Type out the complete listing below word for word, without its pictures.
*****
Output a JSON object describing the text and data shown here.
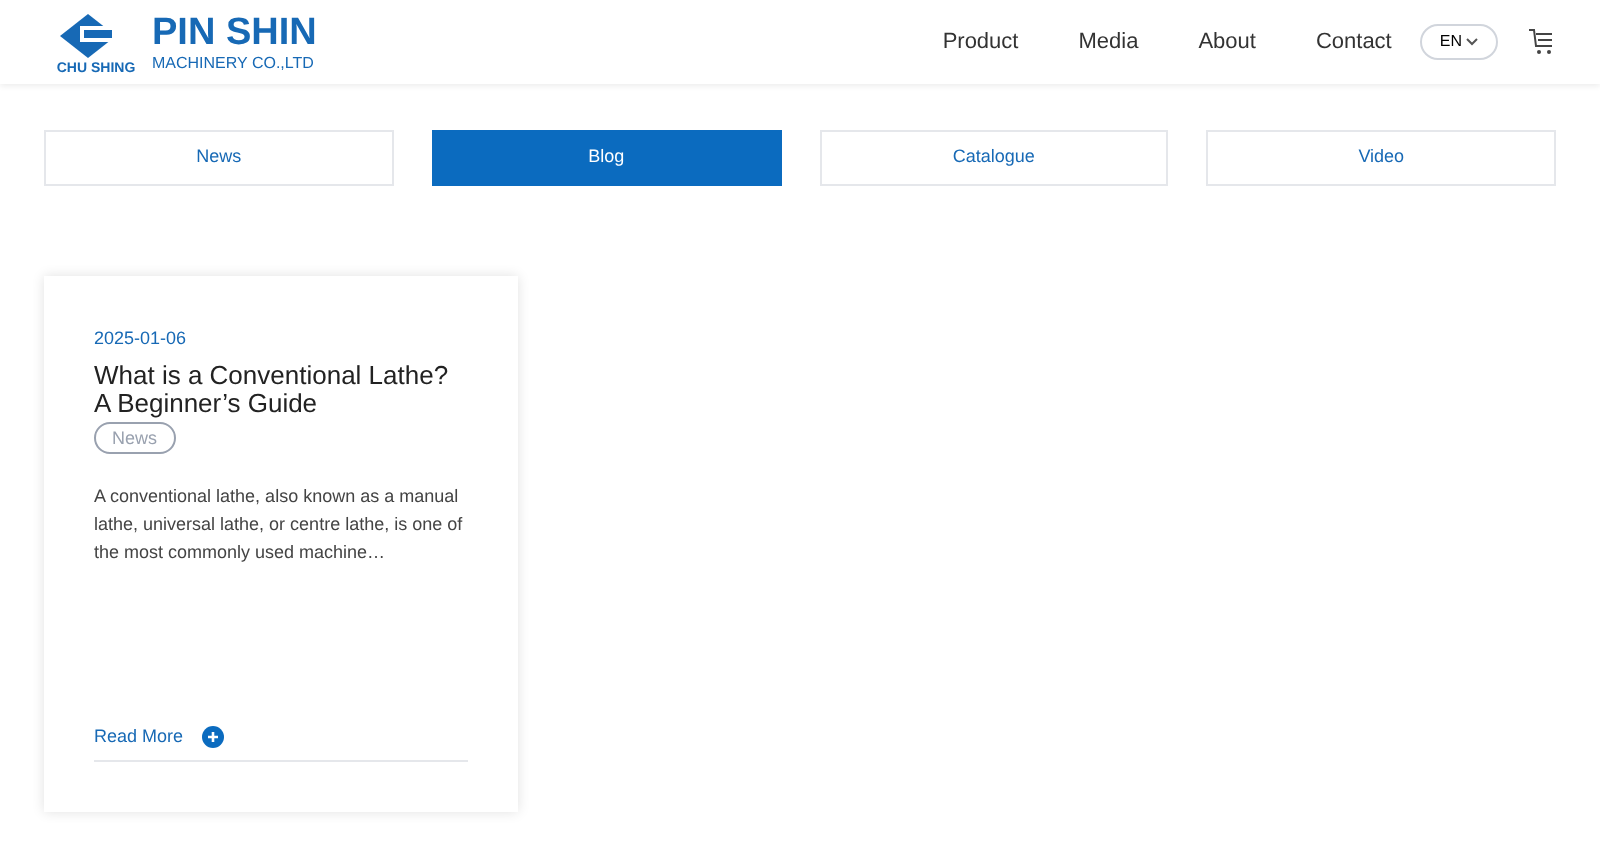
{
  "header": {
    "logo_caption": "CHU SHING",
    "brand": "PIN SHIN",
    "brand_sub": "MACHINERY CO.,LTD",
    "nav": [
      "Product",
      "Media",
      "About",
      "Contact"
    ],
    "language": "EN"
  },
  "tabs": [
    {
      "label": "News",
      "selected": false
    },
    {
      "label": "Blog",
      "selected": true
    },
    {
      "label": "Catalogue",
      "selected": false
    },
    {
      "label": "Video",
      "selected": false
    }
  ],
  "posts": [
    {
      "date": "2025-01-06",
      "title": "What is a Conventional Lathe? A Beginner’s Guide",
      "tag": "News",
      "excerpt": "A conventional lathe, also known as a manual lathe, universal lathe, or centre lathe, is one of the most commonly used machine…",
      "link": "Read More"
    }
  ]
}
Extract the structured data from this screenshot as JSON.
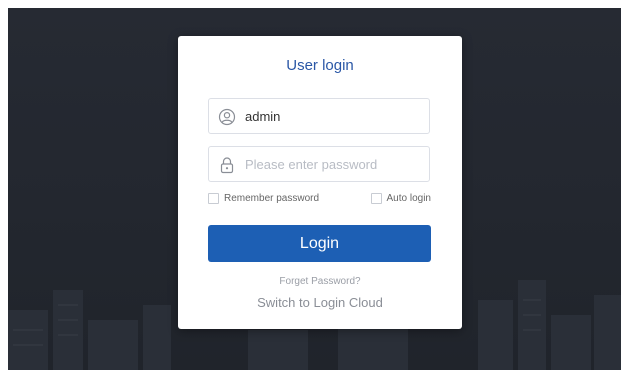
{
  "login_form": {
    "title": "User login",
    "username_value": "admin",
    "password_placeholder": "Please enter password",
    "remember_label": "Remember password",
    "auto_login_label": "Auto login",
    "login_label": "Login",
    "forget_label": "Forget Password?",
    "switch_label": "Switch to Login Cloud"
  },
  "icons": {
    "username": "user-icon",
    "password": "lock-icon"
  },
  "colors": {
    "background": "#23272f",
    "accent": "#1d5fb4",
    "title": "#2a57a6"
  }
}
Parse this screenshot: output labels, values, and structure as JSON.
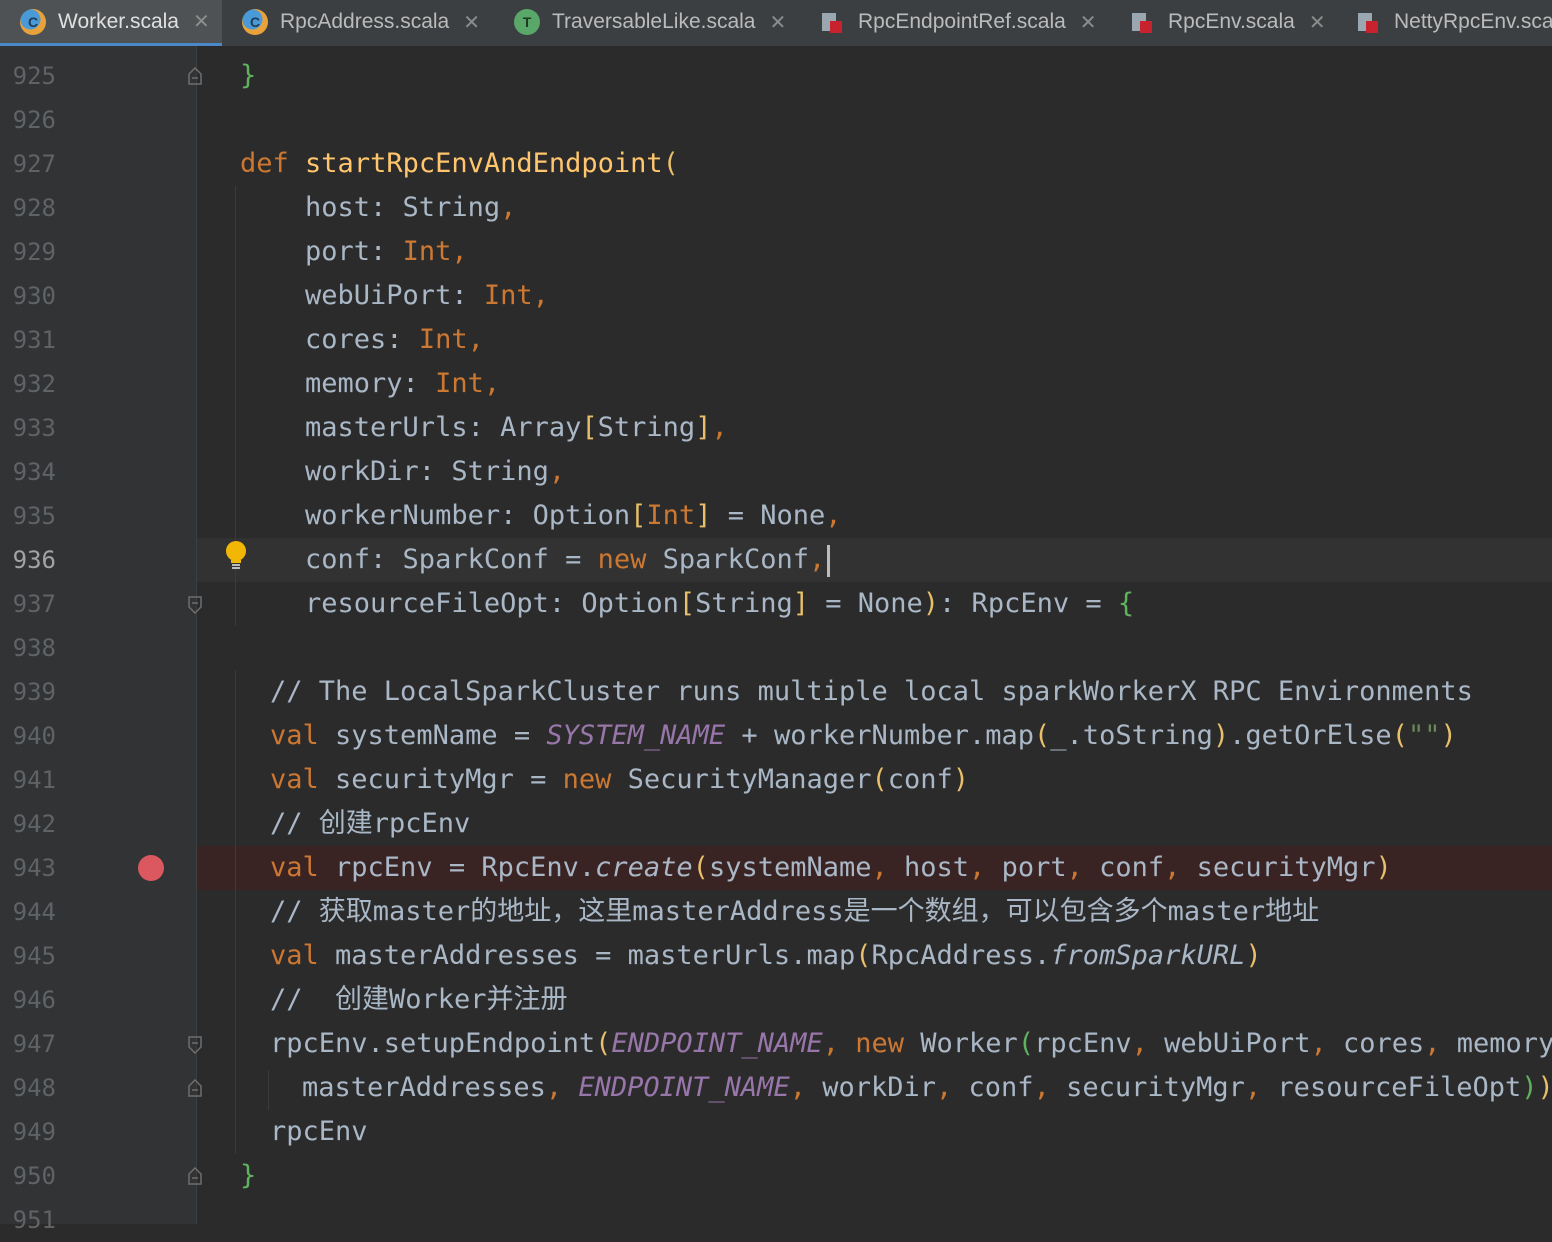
{
  "tabs": [
    {
      "label": "Worker.scala",
      "icon": "scala-class-icon",
      "active": true
    },
    {
      "label": "RpcAddress.scala",
      "icon": "scala-class-icon",
      "active": false
    },
    {
      "label": "TraversableLike.scala",
      "icon": "scala-trait-icon",
      "active": false
    },
    {
      "label": "RpcEndpointRef.scala",
      "icon": "java-file-icon",
      "active": false
    },
    {
      "label": "RpcEnv.scala",
      "icon": "java-file-icon",
      "active": false
    },
    {
      "label": "NettyRpcEnv.sca",
      "icon": "java-file-icon",
      "active": false
    }
  ],
  "editor": {
    "current_line": "936",
    "breakpoint_line": "943",
    "line_numbers": [
      "925",
      "926",
      "927",
      "928",
      "929",
      "930",
      "931",
      "932",
      "933",
      "934",
      "935",
      "936",
      "937",
      "938",
      "939",
      "940",
      "941",
      "942",
      "943",
      "944",
      "945",
      "946",
      "947",
      "948",
      "949",
      "950",
      "951"
    ],
    "code_text": {
      "l939_comment": "// The LocalSparkCluster runs multiple local sparkWorkerX RPC Environments",
      "l942_comment": "// 创建rpcEnv",
      "l944_comment": "// 获取master的地址，这里masterAddress是一个数组，可以包含多个master地址",
      "l946_comment": "//  创建Worker并注册"
    }
  },
  "colors": {
    "background": "#2b2b2b",
    "gutter": "#313335",
    "keyword": "#cc7832",
    "function": "#ffc66d",
    "comment": "#808080",
    "constant": "#9876aa",
    "breakpoint": "#db5860"
  }
}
*****
Task response ->
Output a JSON object describing the text and data shown here.
{
  "header": {
    "logo_caption": "CHU SHING",
    "brand": "PIN SHIN",
    "brand_sub": "MACHINERY CO.,LTD",
    "nav": [
      "Product",
      "Media",
      "About",
      "Contact"
    ],
    "language": "EN"
  },
  "tabs": [
    {
      "label": "News",
      "selected": false
    },
    {
      "label": "Blog",
      "selected": true
    },
    {
      "label": "Catalogue",
      "selected": false
    },
    {
      "label": "Video",
      "selected": false
    }
  ],
  "posts": [
    {
      "date": "2025-01-06",
      "title": "What is a Conventional Lathe? A Beginner’s Guide",
      "tag": "News",
      "excerpt": "A conventional lathe, also known as a manual lathe, universal lathe, or centre lathe, is one of the most commonly used machine…",
      "link": "Read More"
    }
  ]
}
Extract the structured data from this screenshot as JSON.
{
  "login_form": {
    "title": "User login",
    "username_value": "admin",
    "password_placeholder": "Please enter password",
    "remember_label": "Remember password",
    "auto_login_label": "Auto login",
    "login_label": "Login",
    "forget_label": "Forget Password?",
    "switch_label": "Switch to Login Cloud"
  },
  "icons": {
    "username": "user-icon",
    "password": "lock-icon"
  },
  "colors": {
    "background": "#23272f",
    "accent": "#1d5fb4",
    "title": "#2a57a6"
  }
}
Parse this screenshot: output labels, values, and structure as JSON.
{
  "tabs": [
    {
      "label": "Worker.scala",
      "icon": "scala-class-icon",
      "active": true
    },
    {
      "label": "RpcAddress.scala",
      "icon": "scala-class-icon",
      "active": false
    },
    {
      "label": "TraversableLike.scala",
      "icon": "scala-trait-icon",
      "active": false
    },
    {
      "label": "RpcEndpointRef.scala",
      "icon": "java-file-icon",
      "active": false
    },
    {
      "label": "RpcEnv.scala",
      "icon": "java-file-icon",
      "active": false
    },
    {
      "label": "NettyRpcEnv.sca",
      "icon": "java-file-icon",
      "active": false
    }
  ],
  "editor": {
    "current_line": "936",
    "breakpoint_line": "943",
    "line_numbers": [
      "925",
      "926",
      "927",
      "928",
      "929",
      "930",
      "931",
      "932",
      "933",
      "934",
      "935",
      "936",
      "937",
      "938",
      "939",
      "940",
      "941",
      "942",
      "943",
      "944",
      "945",
      "946",
      "947",
      "948",
      "949",
      "950",
      "951"
    ],
    "code_text": {
      "l939_comment": "// The LocalSparkCluster runs multiple local sparkWorkerX RPC Environments",
      "l942_comment": "// 创建rpcEnv",
      "l944_comment": "// 获取master的地址，这里masterAddress是一个数组，可以包含多个master地址",
      "l946_comment": "//  创建Worker并注册"
    }
  },
  "colors": {
    "background": "#2b2b2b",
    "gutter": "#313335",
    "keyword": "#cc7832",
    "function": "#ffc66d",
    "comment": "#808080",
    "constant": "#9876aa",
    "breakpoint": "#db5860"
  }
}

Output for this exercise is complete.